(Dataset excerpts)
+ + + +

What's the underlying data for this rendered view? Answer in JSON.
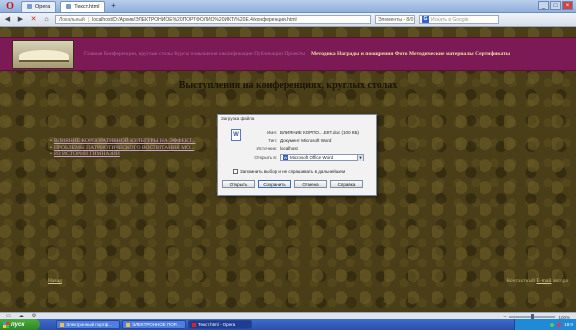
{
  "browser": {
    "tabs": [
      {
        "label": "Opera"
      },
      {
        "label": "Текст.html"
      }
    ],
    "address": {
      "local_badge": "Локальный",
      "url": "localhost/D:/Архив/ЭЛЕКТРОНИОЕ%20ПОРТФОЛИО%20ИКТ/%20Е.4/конференции.html"
    },
    "speed_dial": "Элементы - 8/0",
    "search_placeholder": "Искать в Google"
  },
  "page": {
    "header_nav": {
      "muted": "Главная   Конференции, круглые столы   Курсы повышения квалификации   Публикации   Проекты",
      "bright": "Методика   Награды и поощрения   Фото   Методические материалы   Сертификаты"
    },
    "title": "Выступления на конференциях, круглых столах",
    "links": [
      "ВЛИЯНИЕ КОРПОРАТИВНОЙ КУЛЬТУРЫ НА ЭФФЕКТ...",
      "ПРОБЛЕМЫ ПАТРИОТИЧЕСКОГО ВОСПИТАНИЯ МО...",
      "ИЗ ИСТОРИИ ГИМНАЗИИ"
    ],
    "footer_left": "Назад",
    "footer_right_prefix": "Контактный",
    "footer_right_email": "E-mail",
    "footer_right_suffix": "автора"
  },
  "dialog": {
    "title": "Загрузка файла",
    "fields": [
      {
        "label": "Имя:",
        "value": "ВЛИЯНИЕ КОРПО....ЕКТ.doc (100 КБ)"
      },
      {
        "label": "Тип:",
        "value": "Документ Microsoft Word"
      },
      {
        "label": "Источник:",
        "value": "localhost"
      }
    ],
    "open_with_label": "Открыть в:",
    "open_with_value": "Microsoft Office Word",
    "remember_label": "Запомнить выбор и не спрашивать в дальнейшем",
    "buttons": {
      "open": "Открыть",
      "save": "Сохранить",
      "cancel": "Отмена",
      "help": "Справка"
    }
  },
  "statusbar": {
    "zoom": "100%"
  },
  "taskbar": {
    "start": "пуск",
    "tasks": [
      {
        "label": "Электронный портф..."
      },
      {
        "label": "ЭЛЕКТРОННОЕ ПОР..."
      },
      {
        "label": "Текст.html - Opera"
      }
    ],
    "clock": "19:0"
  }
}
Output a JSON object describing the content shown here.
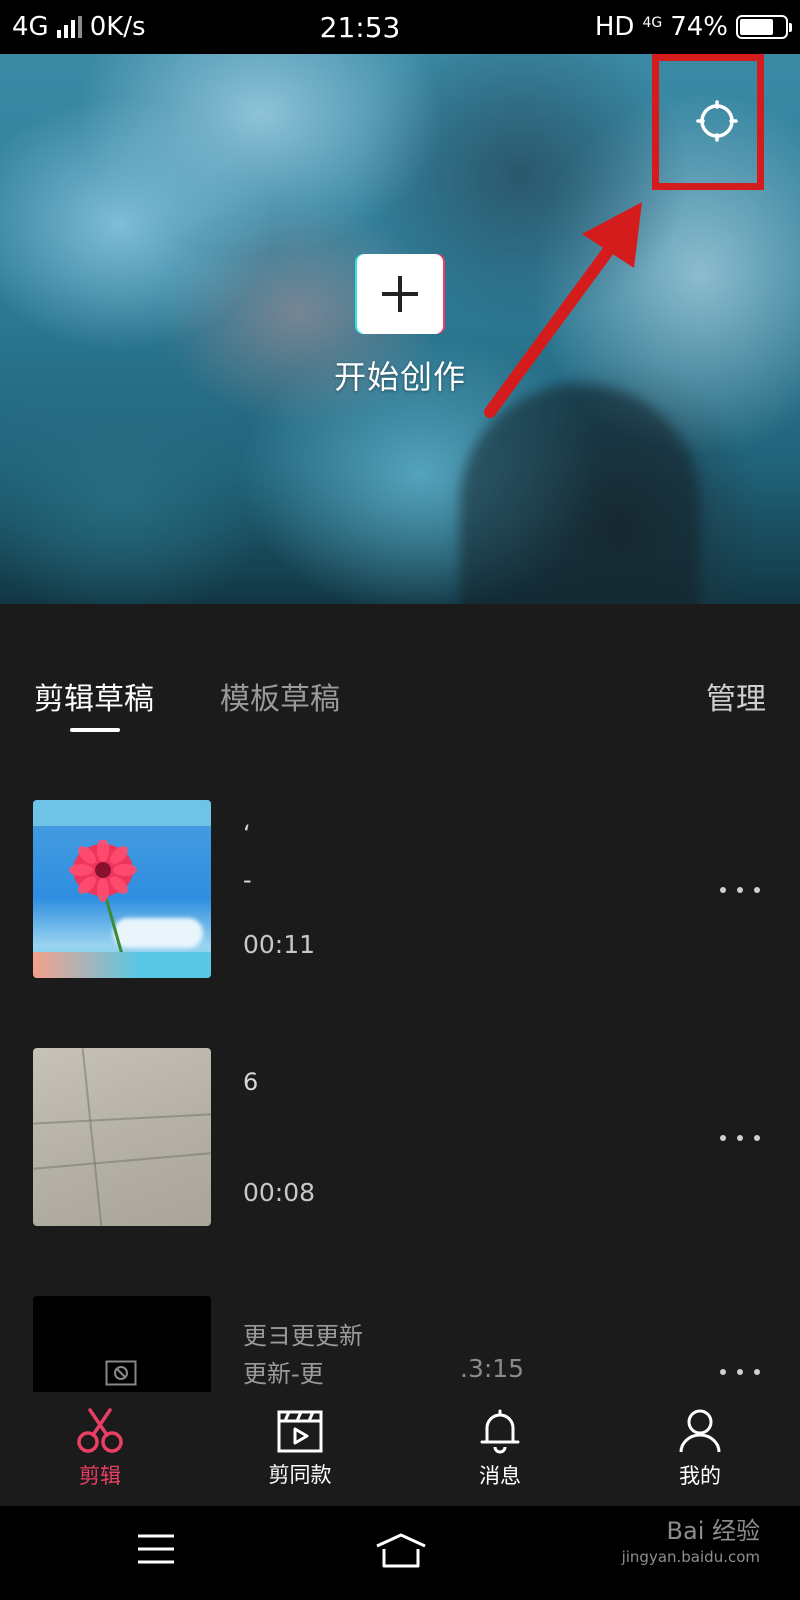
{
  "status_bar": {
    "network": "4G",
    "speed": "0K/s",
    "time": "21:53",
    "hd": "HD",
    "net_small": "4G",
    "battery": "74%",
    "battery_level": 0.74
  },
  "hero": {
    "create_label": "开始创作"
  },
  "tabs": {
    "active": "剪辑草稿",
    "inactive": "模板草稿",
    "manage": "管理"
  },
  "drafts": [
    {
      "title": "‘",
      "subtitle": "-",
      "duration": "00:11"
    },
    {
      "title": "6",
      "duration": "00:08"
    },
    {
      "title": "更ヨ更更新",
      "subtitle": "更新-更",
      "duration": ".3:15"
    }
  ],
  "bottom_nav": {
    "items": [
      {
        "label": "剪辑",
        "icon": "scissors-icon",
        "active": true
      },
      {
        "label": "剪同款",
        "icon": "clapperboard-icon",
        "active": false
      },
      {
        "label": "消息",
        "icon": "bell-icon",
        "active": false
      },
      {
        "label": "我的",
        "icon": "person-icon",
        "active": false
      }
    ]
  },
  "watermark": {
    "line1": "Bai 经验",
    "line2": "jingyan.baidu.com"
  },
  "colors": {
    "accent": "#ea3f63",
    "annotation": "#d51c1c",
    "background": "#1b1b1b"
  }
}
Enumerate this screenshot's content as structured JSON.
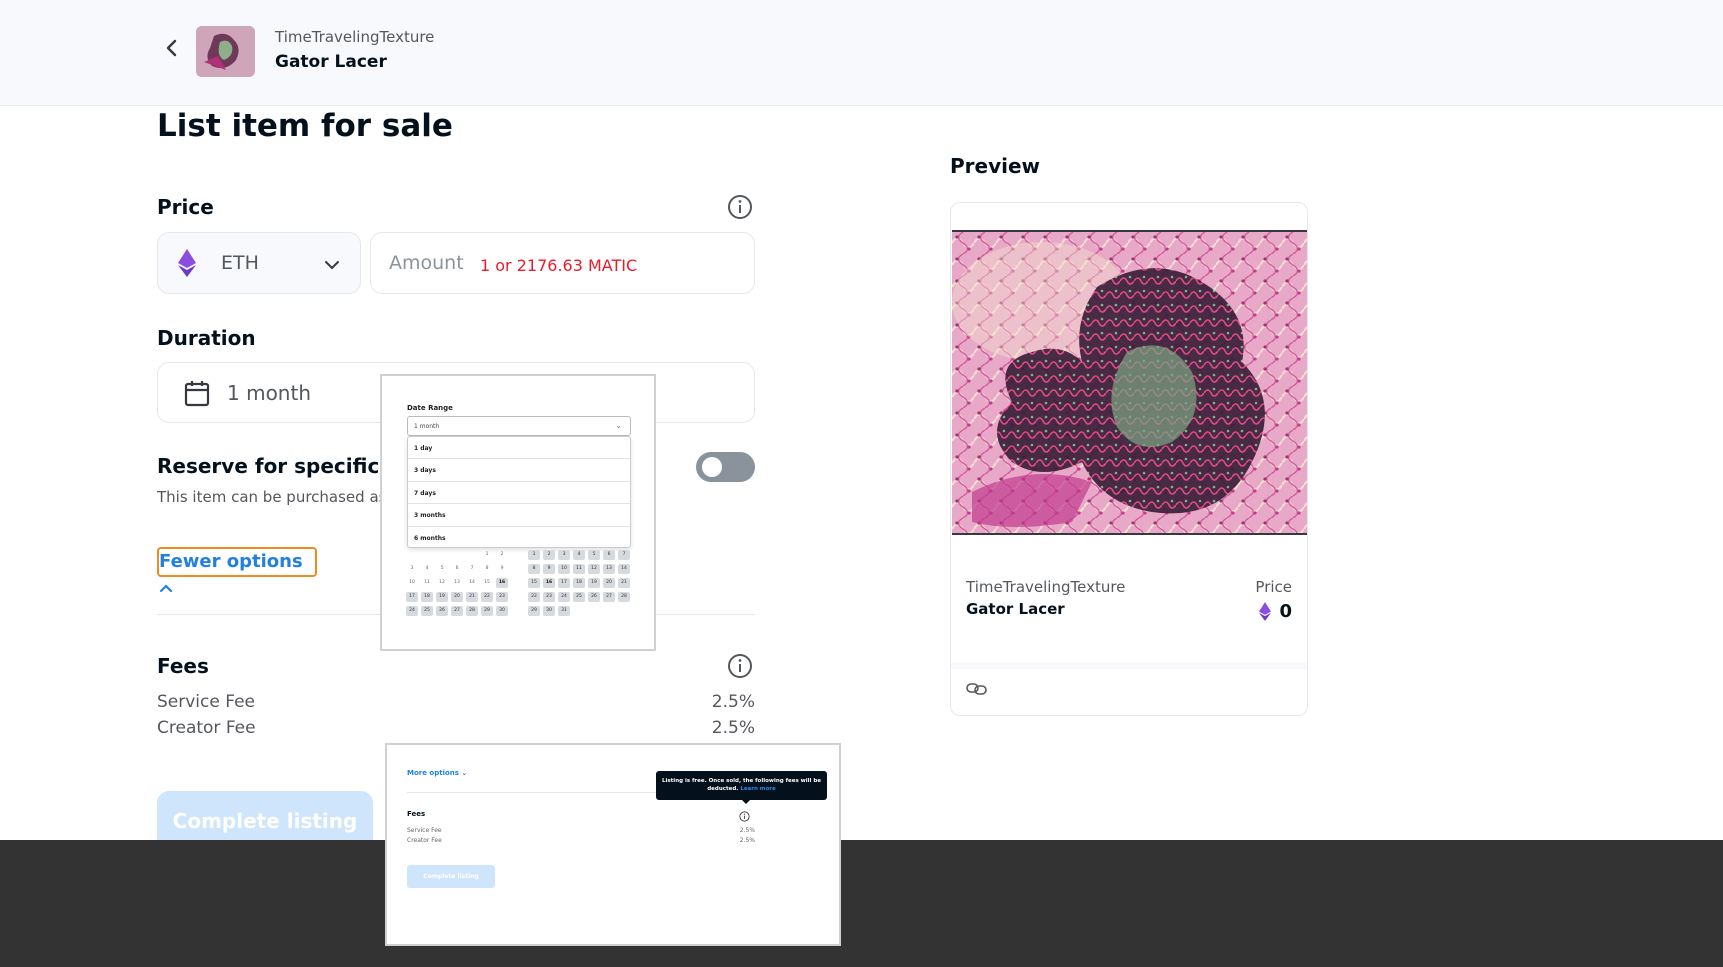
{
  "header": {
    "collection": "TimeTravelingTexture",
    "item": "Gator Lacer"
  },
  "form": {
    "title": "List item for sale",
    "price": {
      "label": "Price",
      "currency": "ETH",
      "amount_placeholder": "Amount",
      "error": "1 or 2176.63 MATIC"
    },
    "duration": {
      "label": "Duration",
      "value": "1 month"
    },
    "reserve": {
      "title": "Reserve for specific bu",
      "subtitle": "This item can be purchased as",
      "enabled": false
    },
    "fewer_options": "Fewer options",
    "fees": {
      "label": "Fees",
      "rows": [
        {
          "name": "Service Fee",
          "value": "2.5%"
        },
        {
          "name": "Creator Fee",
          "value": "2.5%"
        }
      ]
    },
    "complete_button": "Complete listing"
  },
  "preview": {
    "title": "Preview",
    "collection": "TimeTravelingTexture",
    "item": "Gator Lacer",
    "price_label": "Price",
    "price_value": "0"
  },
  "calendar_popup": {
    "label": "Date Range",
    "selected": "1 month",
    "options": [
      "1 day",
      "3 days",
      "7 days",
      "3 months",
      "6 months"
    ],
    "month_a": [
      "1",
      "2",
      "3",
      "4",
      "5",
      "6",
      "7",
      "8",
      "9",
      "10",
      "11",
      "12",
      "13",
      "14",
      "15",
      "16",
      "17",
      "18",
      "19",
      "20",
      "21",
      "22",
      "23",
      "24",
      "25",
      "26",
      "27",
      "28",
      "29",
      "30"
    ],
    "month_b": [
      "1",
      "2",
      "3",
      "4",
      "5",
      "6",
      "7",
      "8",
      "9",
      "10",
      "11",
      "12",
      "13",
      "14",
      "15",
      "16",
      "17",
      "18",
      "19",
      "20",
      "21",
      "22",
      "23",
      "24",
      "25",
      "26",
      "27",
      "28",
      "29",
      "30",
      "31"
    ]
  },
  "fees_popup": {
    "more_options": "More options",
    "tooltip": "Listing is free. Once sold, the following fees will be deducted.",
    "learn_more": "Learn more",
    "fees_label": "Fees",
    "rows": [
      {
        "name": "Service Fee",
        "value": "2.5%"
      },
      {
        "name": "Creator Fee",
        "value": "2.5%"
      }
    ],
    "button": "Complete listing"
  },
  "colors": {
    "accent": "#2081e2",
    "error": "#eb1c29",
    "focus_ring": "#f08c1f",
    "eth_purple": "#8c4ee0"
  }
}
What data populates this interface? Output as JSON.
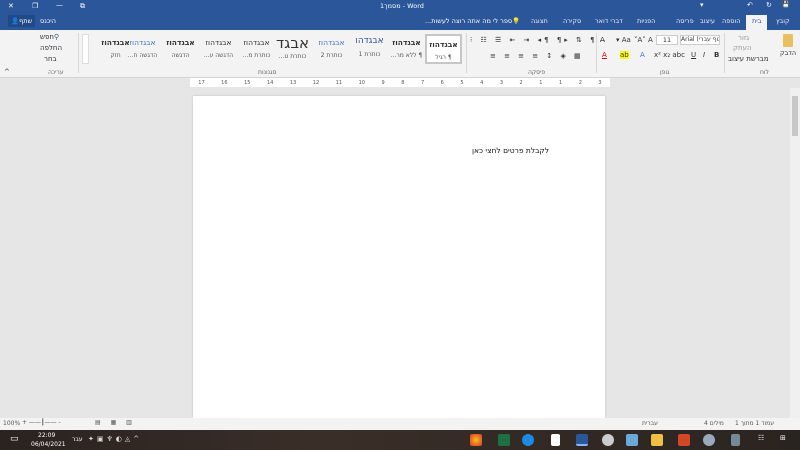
{
  "window": {
    "title": "מסמך1 - Word",
    "close": "✕",
    "restore": "❐",
    "minimize": "—",
    "ribbon_display": "⧉"
  },
  "qat": {
    "save": "💾",
    "undo": "↶",
    "redo": "↻",
    "customize": "▾"
  },
  "tabs": [
    "קובץ",
    "בית",
    "הוספה",
    "עיצוב",
    "פריסה",
    "הפניות",
    "דברי דואר",
    "סקירה",
    "תצוגה"
  ],
  "tell_me": "ספר לי מה אתה רוצה לעשות...",
  "account": {
    "signin": "היכנס",
    "share": "שתף"
  },
  "clipboard": {
    "paste": "הדבק",
    "cut": "גזור",
    "copy": "העתק",
    "format_painter": "מברשת עיצוב",
    "label": "לוח"
  },
  "font": {
    "name": "Arial (גוף עברי)",
    "size": "11",
    "label": "גופן",
    "bold": "B",
    "italic": "I",
    "underline": "U"
  },
  "paragraph": {
    "label": "פיסקה"
  },
  "styles": {
    "label": "סגנונות",
    "items": [
      {
        "sample": "אבגדהוז",
        "name": "¶ רגיל"
      },
      {
        "sample": "אבגדהוז",
        "name": "¶ ללא מר..."
      },
      {
        "sample": "אבגדהו",
        "name": "כותרת 1"
      },
      {
        "sample": "אבגדהוז",
        "name": "כותרת 2"
      },
      {
        "sample": "אבגד",
        "name": "כותרת ט..."
      },
      {
        "sample": "אבגדהוז",
        "name": "כותרת מ..."
      },
      {
        "sample": "אבגדהוז",
        "name": "הדגשה ע..."
      },
      {
        "sample": "אבגדהוז",
        "name": "הדגשה"
      },
      {
        "sample": "אבגדהוז",
        "name": "הדגשה ח..."
      },
      {
        "sample": "אבגדהוז",
        "name": "חזק"
      }
    ]
  },
  "editing": {
    "label": "עריכה",
    "find": "חפש",
    "replace": "החלפה",
    "select": "בחר"
  },
  "ruler": [
    "3",
    "2",
    "1",
    "1",
    "2",
    "3",
    "4",
    "5",
    "6",
    "7",
    "8",
    "9",
    "10",
    "11",
    "12",
    "13",
    "14",
    "15",
    "16",
    "17"
  ],
  "document": {
    "text": "לקבלת פרטים לחצי כאן"
  },
  "status": {
    "page": "עמוד 1 מתוך 1",
    "words": "4 מילים",
    "language": "עברית",
    "zoom": "100%"
  },
  "taskbar": {
    "time": "22:09",
    "date": "06/04/2021",
    "lang": "עבר"
  }
}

+ + + +

• [Task]: Where a line holds the string "JSON", copy that line.

• [Output below]:
What's the underlying data for this rendered view? Answer in JSON.
Output a JSON object describing the content shown here.
Enumerate this screenshot's content as structured JSON.
What data populates this interface? Output as JSON.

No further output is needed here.